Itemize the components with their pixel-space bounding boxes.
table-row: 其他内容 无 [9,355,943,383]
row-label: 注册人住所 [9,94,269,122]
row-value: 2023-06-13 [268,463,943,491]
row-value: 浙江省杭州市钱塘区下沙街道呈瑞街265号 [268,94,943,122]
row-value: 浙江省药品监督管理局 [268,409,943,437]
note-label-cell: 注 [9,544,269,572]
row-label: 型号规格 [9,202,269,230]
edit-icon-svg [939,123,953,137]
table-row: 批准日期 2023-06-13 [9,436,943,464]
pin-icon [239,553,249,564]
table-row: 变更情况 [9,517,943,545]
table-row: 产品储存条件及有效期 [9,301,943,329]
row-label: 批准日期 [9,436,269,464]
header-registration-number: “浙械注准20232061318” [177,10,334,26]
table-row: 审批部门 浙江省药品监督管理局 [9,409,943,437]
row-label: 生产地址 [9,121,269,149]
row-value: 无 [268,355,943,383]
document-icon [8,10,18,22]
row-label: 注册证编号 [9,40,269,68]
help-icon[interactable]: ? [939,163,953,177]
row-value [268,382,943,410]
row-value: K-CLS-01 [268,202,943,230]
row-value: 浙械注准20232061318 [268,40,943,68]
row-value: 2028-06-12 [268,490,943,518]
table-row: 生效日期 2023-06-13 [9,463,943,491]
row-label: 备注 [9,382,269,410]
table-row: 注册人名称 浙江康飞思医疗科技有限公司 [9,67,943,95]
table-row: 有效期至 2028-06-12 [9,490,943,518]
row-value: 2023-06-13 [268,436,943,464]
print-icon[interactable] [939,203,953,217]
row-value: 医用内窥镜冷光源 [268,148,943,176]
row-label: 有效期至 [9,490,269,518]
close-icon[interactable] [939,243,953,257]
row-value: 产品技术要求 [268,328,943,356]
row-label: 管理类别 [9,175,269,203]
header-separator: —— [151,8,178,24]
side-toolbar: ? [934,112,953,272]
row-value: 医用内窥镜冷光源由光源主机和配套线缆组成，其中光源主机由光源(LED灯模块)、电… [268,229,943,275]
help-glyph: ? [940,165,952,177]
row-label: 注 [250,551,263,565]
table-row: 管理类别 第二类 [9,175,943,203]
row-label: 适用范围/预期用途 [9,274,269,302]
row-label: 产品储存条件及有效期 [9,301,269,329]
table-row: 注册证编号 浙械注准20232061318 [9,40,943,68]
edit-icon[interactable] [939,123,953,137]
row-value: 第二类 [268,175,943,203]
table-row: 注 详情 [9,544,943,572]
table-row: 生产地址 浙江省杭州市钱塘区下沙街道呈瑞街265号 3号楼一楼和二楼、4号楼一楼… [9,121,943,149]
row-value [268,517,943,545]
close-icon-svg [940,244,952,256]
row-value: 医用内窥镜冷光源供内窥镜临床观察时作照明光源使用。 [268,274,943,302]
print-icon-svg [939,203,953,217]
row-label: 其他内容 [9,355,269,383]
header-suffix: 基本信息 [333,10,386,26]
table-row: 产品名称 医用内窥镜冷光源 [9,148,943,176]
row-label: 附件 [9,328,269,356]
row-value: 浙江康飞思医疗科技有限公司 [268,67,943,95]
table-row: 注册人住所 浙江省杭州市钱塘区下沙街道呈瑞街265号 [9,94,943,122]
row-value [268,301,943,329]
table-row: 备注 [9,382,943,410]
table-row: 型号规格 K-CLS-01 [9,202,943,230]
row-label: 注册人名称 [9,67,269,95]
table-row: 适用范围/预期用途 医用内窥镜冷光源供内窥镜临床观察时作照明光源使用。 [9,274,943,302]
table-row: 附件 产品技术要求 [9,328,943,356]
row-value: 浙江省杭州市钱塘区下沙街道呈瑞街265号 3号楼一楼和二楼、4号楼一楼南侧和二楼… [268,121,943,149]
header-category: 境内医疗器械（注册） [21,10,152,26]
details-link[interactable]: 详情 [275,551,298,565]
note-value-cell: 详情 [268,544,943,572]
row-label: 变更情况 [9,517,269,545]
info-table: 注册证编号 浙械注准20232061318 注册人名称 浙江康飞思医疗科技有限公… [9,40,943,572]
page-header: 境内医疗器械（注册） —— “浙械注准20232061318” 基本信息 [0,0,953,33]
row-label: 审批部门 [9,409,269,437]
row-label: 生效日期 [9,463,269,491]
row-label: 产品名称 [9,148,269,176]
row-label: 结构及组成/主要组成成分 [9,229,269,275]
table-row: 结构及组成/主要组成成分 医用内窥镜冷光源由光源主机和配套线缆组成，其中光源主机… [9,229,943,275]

◆ Directions:
Can you rewrite the listing above, renaming every "row-value" to "field-value" and leaving everything else unchanged?

◆ Full solution:
Itemize the components with their pixel-space bounding boxes.
table-row: 其他内容 无 [9,355,943,383]
row-label: 注册人住所 [9,94,269,122]
field-value: 2023-06-13 [268,463,943,491]
field-value: 浙江省杭州市钱塘区下沙街道呈瑞街265号 [268,94,943,122]
field-value: 浙江省药品监督管理局 [268,409,943,437]
note-label-cell: 注 [9,544,269,572]
row-label: 型号规格 [9,202,269,230]
edit-icon-svg [939,123,953,137]
table-row: 批准日期 2023-06-13 [9,436,943,464]
pin-icon [239,553,249,564]
table-row: 变更情况 [9,517,943,545]
table-row: 产品储存条件及有效期 [9,301,943,329]
row-label: 批准日期 [9,436,269,464]
header-registration-number: “浙械注准20232061318” [177,10,334,26]
table-row: 审批部门 浙江省药品监督管理局 [9,409,943,437]
row-label: 生产地址 [9,121,269,149]
field-value: 无 [268,355,943,383]
document-icon [8,10,18,22]
row-label: 注册证编号 [9,40,269,68]
help-icon[interactable]: ? [939,163,953,177]
field-value [268,382,943,410]
field-value: K-CLS-01 [268,202,943,230]
field-value: 浙械注准20232061318 [268,40,943,68]
field-value: 2028-06-12 [268,490,943,518]
table-row: 生效日期 2023-06-13 [9,463,943,491]
row-label: 备注 [9,382,269,410]
table-row: 注册人名称 浙江康飞思医疗科技有限公司 [9,67,943,95]
table-row: 有效期至 2028-06-12 [9,490,943,518]
field-value: 2023-06-13 [268,436,943,464]
print-icon[interactable] [939,203,953,217]
field-value: 医用内窥镜冷光源 [268,148,943,176]
row-label: 有效期至 [9,490,269,518]
close-icon[interactable] [939,243,953,257]
field-value: 产品技术要求 [268,328,943,356]
row-label: 管理类别 [9,175,269,203]
header-separator: —— [151,8,178,24]
side-toolbar: ? [934,112,953,272]
field-value: 医用内窥镜冷光源由光源主机和配套线缆组成，其中光源主机由光源(LED灯模块)、电… [268,229,943,275]
help-glyph: ? [940,165,952,177]
row-label: 注 [250,551,263,565]
table-row: 管理类别 第二类 [9,175,943,203]
row-label: 适用范围/预期用途 [9,274,269,302]
row-label: 产品储存条件及有效期 [9,301,269,329]
table-row: 注册证编号 浙械注准20232061318 [9,40,943,68]
edit-icon[interactable] [939,123,953,137]
field-value: 第二类 [268,175,943,203]
table-row: 注 详情 [9,544,943,572]
table-row: 生产地址 浙江省杭州市钱塘区下沙街道呈瑞街265号 3号楼一楼和二楼、4号楼一楼… [9,121,943,149]
field-value [268,517,943,545]
close-icon-svg [940,244,952,256]
field-value: 医用内窥镜冷光源供内窥镜临床观察时作照明光源使用。 [268,274,943,302]
print-icon-svg [939,203,953,217]
row-label: 其他内容 [9,355,269,383]
header-suffix: 基本信息 [333,10,386,26]
table-row: 产品名称 医用内窥镜冷光源 [9,148,943,176]
row-label: 附件 [9,328,269,356]
field-value: 浙江康飞思医疗科技有限公司 [268,67,943,95]
table-row: 注册人住所 浙江省杭州市钱塘区下沙街道呈瑞街265号 [9,94,943,122]
field-value [268,301,943,329]
table-row: 备注 [9,382,943,410]
table-row: 型号规格 K-CLS-01 [9,202,943,230]
row-label: 注册人名称 [9,67,269,95]
table-row: 适用范围/预期用途 医用内窥镜冷光源供内窥镜临床观察时作照明光源使用。 [9,274,943,302]
table-row: 附件 产品技术要求 [9,328,943,356]
field-value: 浙江省杭州市钱塘区下沙街道呈瑞街265号 3号楼一楼和二楼、4号楼一楼南侧和二楼… [268,121,943,149]
header-category: 境内医疗器械（注册） [21,10,152,26]
details-link[interactable]: 详情 [275,551,298,565]
note-value-cell: 详情 [268,544,943,572]
row-label: 变更情况 [9,517,269,545]
info-table: 注册证编号 浙械注准20232061318 注册人名称 浙江康飞思医疗科技有限公… [9,40,943,572]
page-header: 境内医疗器械（注册） —— “浙械注准20232061318” 基本信息 [0,0,953,33]
row-label: 审批部门 [9,409,269,437]
row-label: 生效日期 [9,463,269,491]
row-label: 产品名称 [9,148,269,176]
row-label: 结构及组成/主要组成成分 [9,229,269,275]
table-row: 结构及组成/主要组成成分 医用内窥镜冷光源由光源主机和配套线缆组成，其中光源主机… [9,229,943,275]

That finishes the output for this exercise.